To be done: Note how many lines hold "wallet" and report that number by itself.

-- START --

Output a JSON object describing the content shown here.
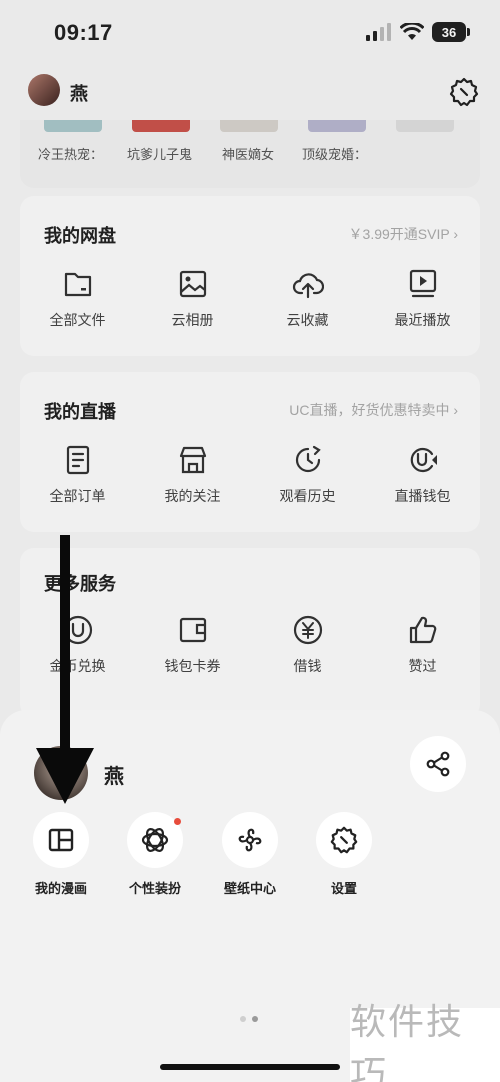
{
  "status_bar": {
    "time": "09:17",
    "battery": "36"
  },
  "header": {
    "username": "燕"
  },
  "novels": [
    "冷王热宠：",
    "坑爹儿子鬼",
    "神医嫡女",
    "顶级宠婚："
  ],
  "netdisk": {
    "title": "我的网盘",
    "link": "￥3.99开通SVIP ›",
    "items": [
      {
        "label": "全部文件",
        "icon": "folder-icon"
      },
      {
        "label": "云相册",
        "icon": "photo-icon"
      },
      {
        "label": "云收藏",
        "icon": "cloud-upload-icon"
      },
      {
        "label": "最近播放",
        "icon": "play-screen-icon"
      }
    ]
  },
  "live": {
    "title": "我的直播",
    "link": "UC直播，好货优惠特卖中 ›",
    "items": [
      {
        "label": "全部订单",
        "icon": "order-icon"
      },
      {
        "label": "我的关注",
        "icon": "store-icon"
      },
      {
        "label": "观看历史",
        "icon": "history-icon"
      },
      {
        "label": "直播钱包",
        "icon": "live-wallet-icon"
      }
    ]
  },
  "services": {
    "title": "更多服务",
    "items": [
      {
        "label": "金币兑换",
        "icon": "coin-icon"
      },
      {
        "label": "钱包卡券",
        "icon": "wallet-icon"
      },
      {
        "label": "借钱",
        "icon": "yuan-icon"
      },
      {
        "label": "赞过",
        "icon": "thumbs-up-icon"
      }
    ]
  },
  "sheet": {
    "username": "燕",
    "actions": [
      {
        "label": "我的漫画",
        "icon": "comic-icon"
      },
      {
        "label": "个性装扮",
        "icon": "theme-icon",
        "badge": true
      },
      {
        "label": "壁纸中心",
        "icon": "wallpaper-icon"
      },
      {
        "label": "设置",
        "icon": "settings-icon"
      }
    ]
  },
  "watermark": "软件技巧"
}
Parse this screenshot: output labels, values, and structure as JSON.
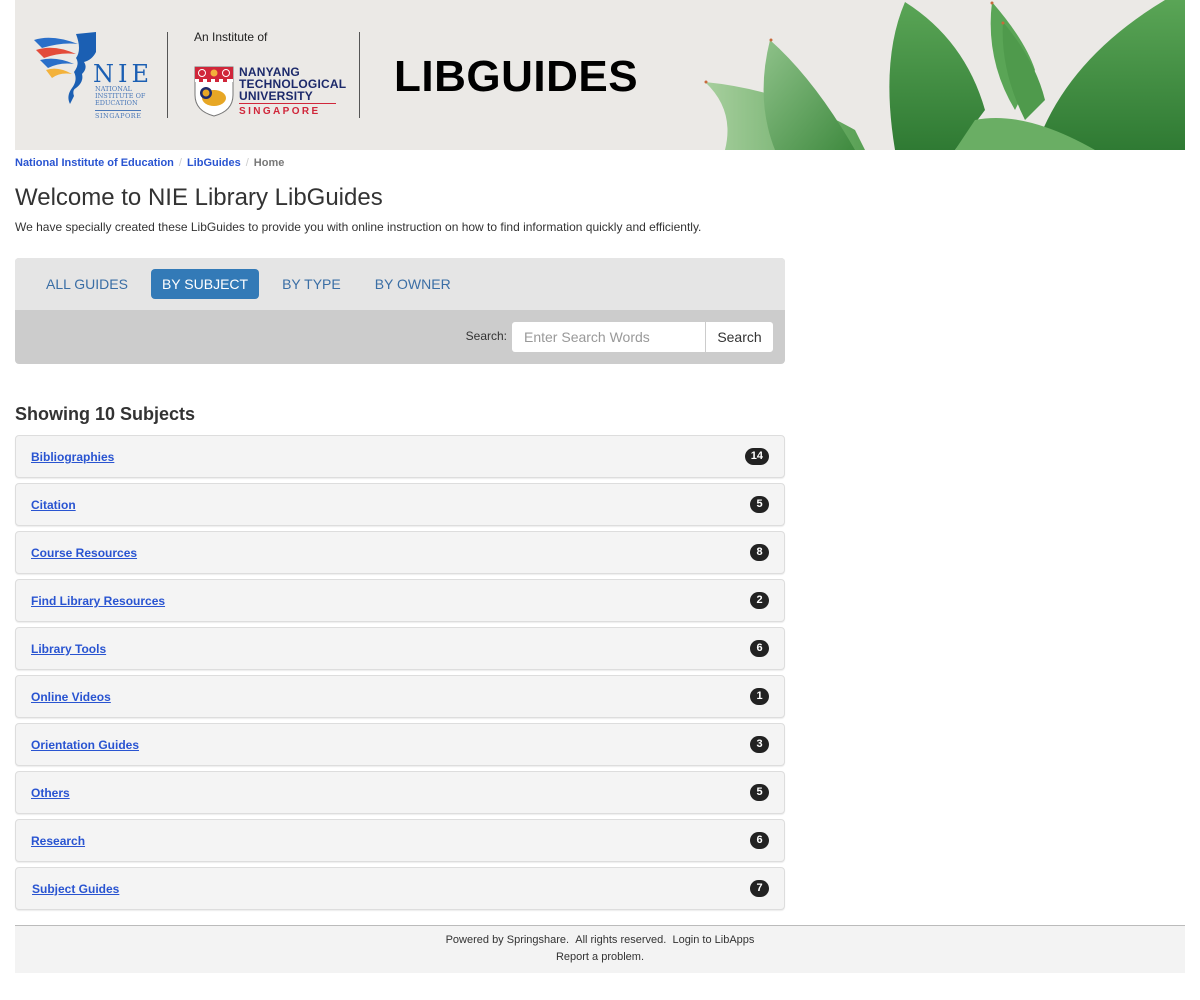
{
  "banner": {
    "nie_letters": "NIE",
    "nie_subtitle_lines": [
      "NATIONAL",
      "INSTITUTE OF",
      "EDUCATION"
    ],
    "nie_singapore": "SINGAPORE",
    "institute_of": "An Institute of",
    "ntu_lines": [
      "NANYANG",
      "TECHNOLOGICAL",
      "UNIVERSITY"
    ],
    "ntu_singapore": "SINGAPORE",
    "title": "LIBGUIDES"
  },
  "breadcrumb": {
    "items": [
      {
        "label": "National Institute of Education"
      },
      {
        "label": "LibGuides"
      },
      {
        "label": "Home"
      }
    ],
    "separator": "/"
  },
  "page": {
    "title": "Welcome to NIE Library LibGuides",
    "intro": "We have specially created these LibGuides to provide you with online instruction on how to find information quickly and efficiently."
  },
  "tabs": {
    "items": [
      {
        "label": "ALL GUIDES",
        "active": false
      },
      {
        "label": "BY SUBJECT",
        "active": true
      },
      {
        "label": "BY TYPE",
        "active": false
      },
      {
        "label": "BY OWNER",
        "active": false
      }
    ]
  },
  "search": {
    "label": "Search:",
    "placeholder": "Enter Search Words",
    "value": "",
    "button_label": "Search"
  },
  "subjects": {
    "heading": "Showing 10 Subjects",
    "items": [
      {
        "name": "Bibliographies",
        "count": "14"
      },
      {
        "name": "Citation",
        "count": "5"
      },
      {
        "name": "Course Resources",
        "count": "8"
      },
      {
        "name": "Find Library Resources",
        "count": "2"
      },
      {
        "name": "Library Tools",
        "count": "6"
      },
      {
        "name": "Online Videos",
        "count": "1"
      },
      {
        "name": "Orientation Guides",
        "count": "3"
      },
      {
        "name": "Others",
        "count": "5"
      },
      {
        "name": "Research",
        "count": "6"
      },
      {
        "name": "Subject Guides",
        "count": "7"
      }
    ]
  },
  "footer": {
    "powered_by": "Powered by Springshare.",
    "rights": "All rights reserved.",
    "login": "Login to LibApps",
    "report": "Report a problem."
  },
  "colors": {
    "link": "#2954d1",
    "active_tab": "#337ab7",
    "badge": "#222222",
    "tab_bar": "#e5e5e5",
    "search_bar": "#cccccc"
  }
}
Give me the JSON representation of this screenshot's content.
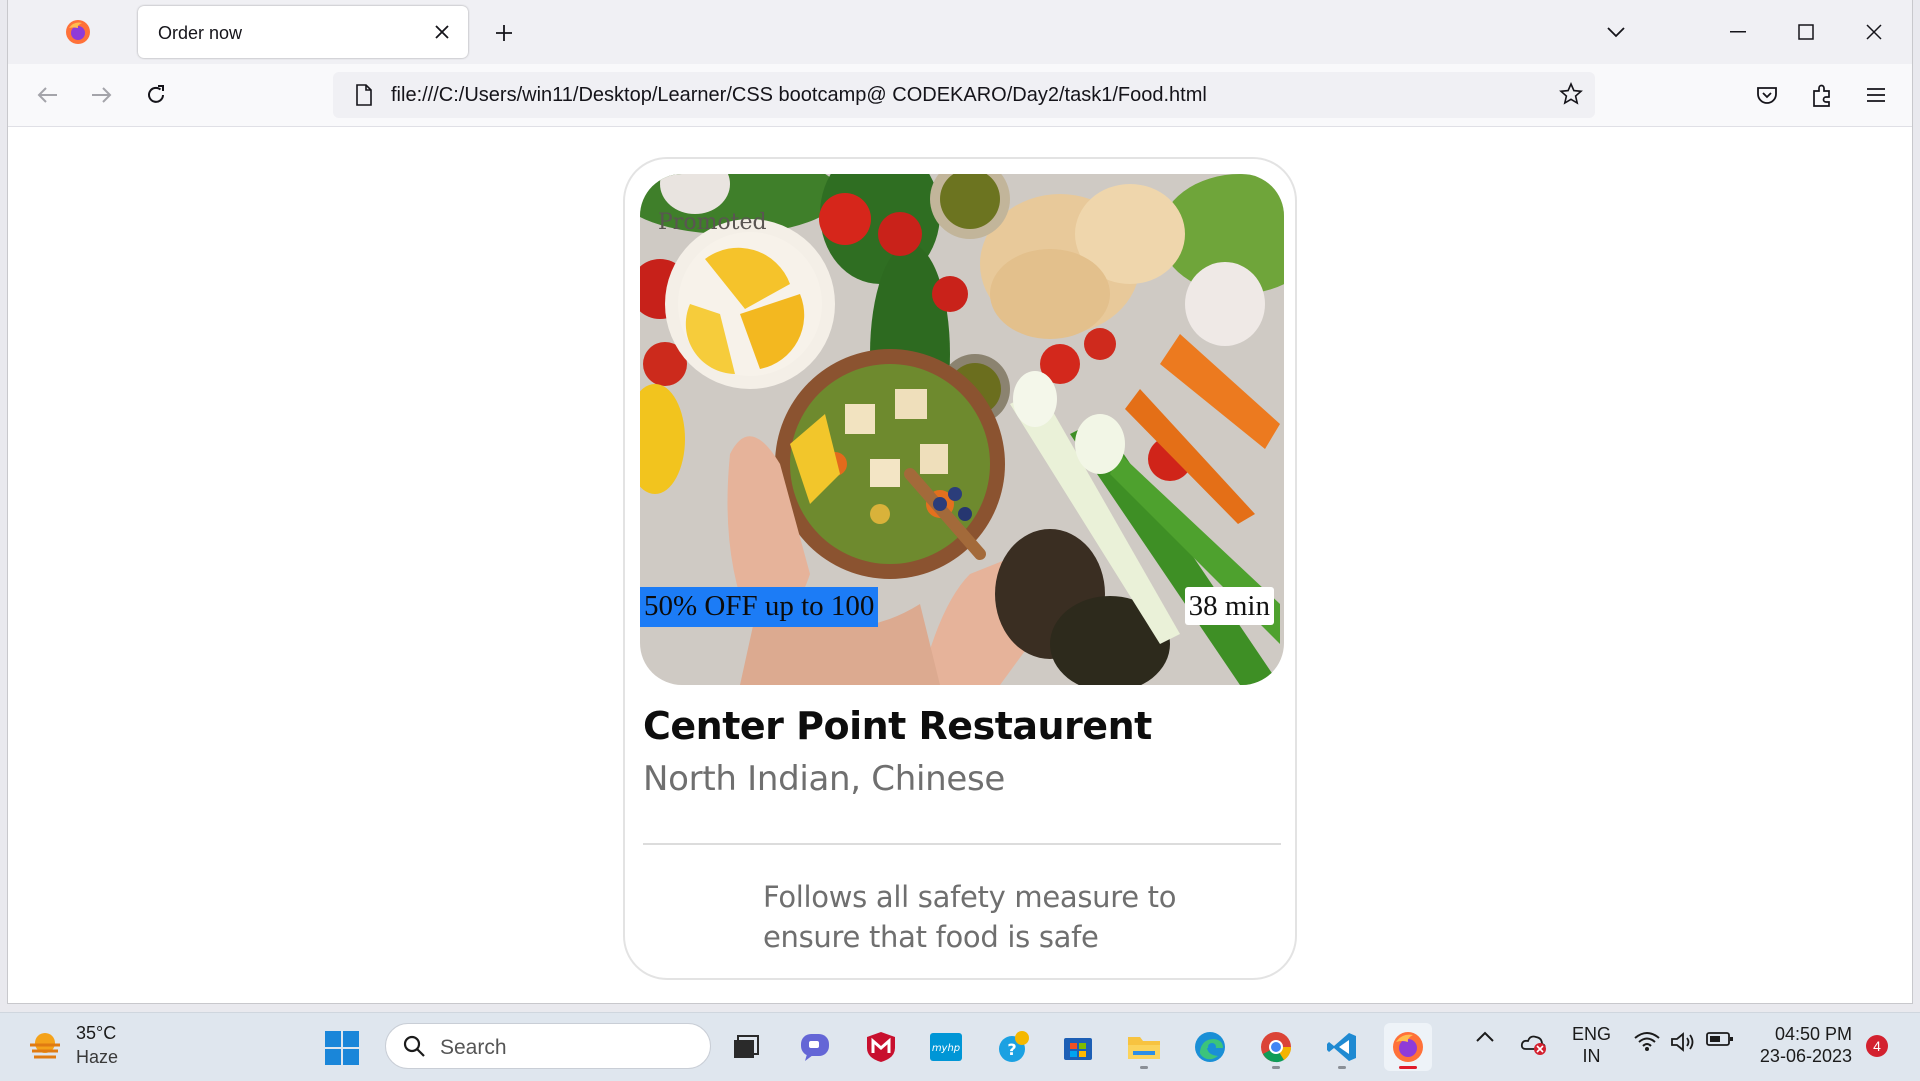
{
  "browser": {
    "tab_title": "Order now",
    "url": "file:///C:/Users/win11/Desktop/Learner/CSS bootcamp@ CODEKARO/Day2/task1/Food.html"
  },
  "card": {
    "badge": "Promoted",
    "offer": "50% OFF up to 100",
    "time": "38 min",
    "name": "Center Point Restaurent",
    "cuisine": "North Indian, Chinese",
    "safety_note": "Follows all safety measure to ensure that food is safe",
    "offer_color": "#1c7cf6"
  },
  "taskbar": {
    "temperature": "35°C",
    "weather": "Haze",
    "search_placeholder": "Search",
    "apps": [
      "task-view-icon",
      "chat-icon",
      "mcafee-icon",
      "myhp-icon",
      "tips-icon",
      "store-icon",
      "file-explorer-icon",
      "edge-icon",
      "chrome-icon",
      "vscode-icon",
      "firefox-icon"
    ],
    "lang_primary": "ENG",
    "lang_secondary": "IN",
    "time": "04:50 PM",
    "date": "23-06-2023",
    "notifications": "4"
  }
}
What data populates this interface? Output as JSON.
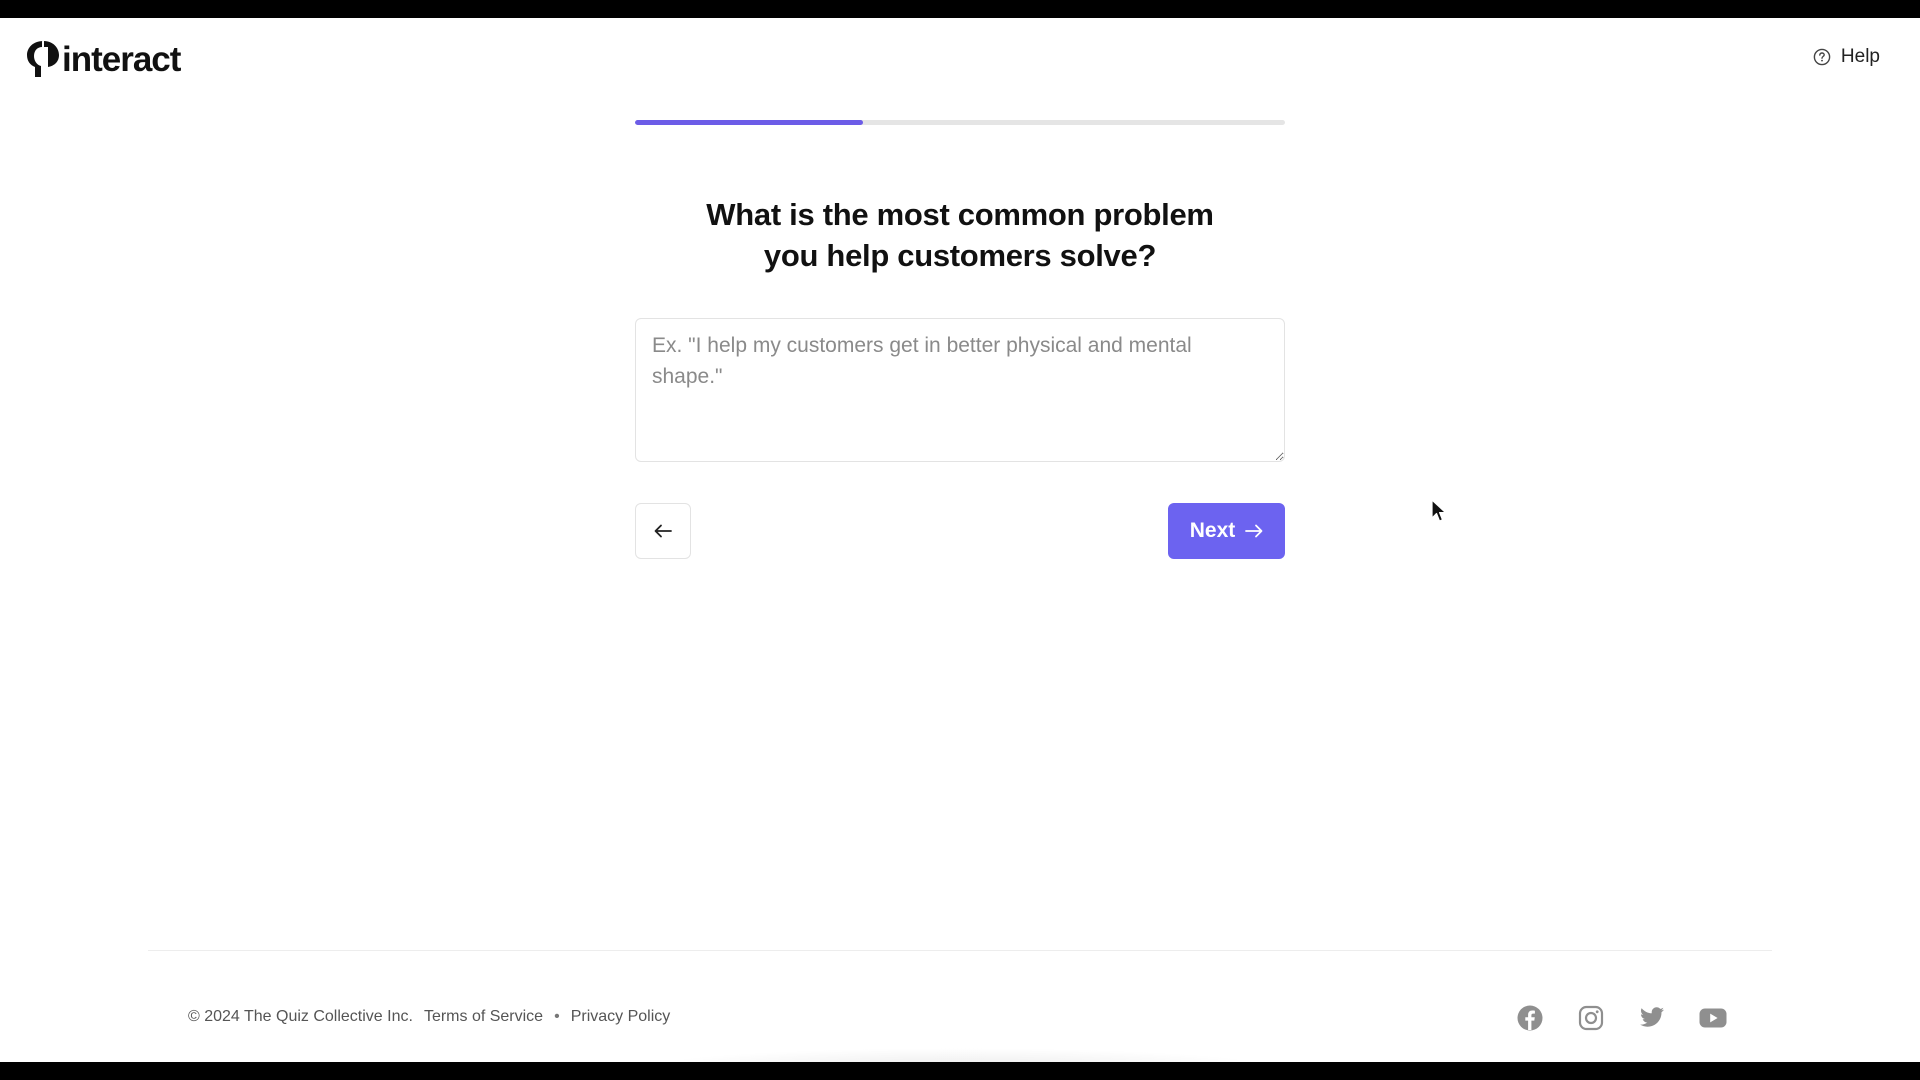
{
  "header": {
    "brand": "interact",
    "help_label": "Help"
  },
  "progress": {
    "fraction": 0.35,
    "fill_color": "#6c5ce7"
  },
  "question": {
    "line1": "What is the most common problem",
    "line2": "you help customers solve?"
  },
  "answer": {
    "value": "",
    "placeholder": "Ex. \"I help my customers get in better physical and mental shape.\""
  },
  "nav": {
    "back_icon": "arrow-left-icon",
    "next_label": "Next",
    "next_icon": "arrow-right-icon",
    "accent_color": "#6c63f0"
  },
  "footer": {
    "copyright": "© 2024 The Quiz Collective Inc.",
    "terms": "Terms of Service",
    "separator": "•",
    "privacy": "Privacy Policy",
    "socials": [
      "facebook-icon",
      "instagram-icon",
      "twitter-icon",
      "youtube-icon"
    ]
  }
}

-- END --

Response to the task: 2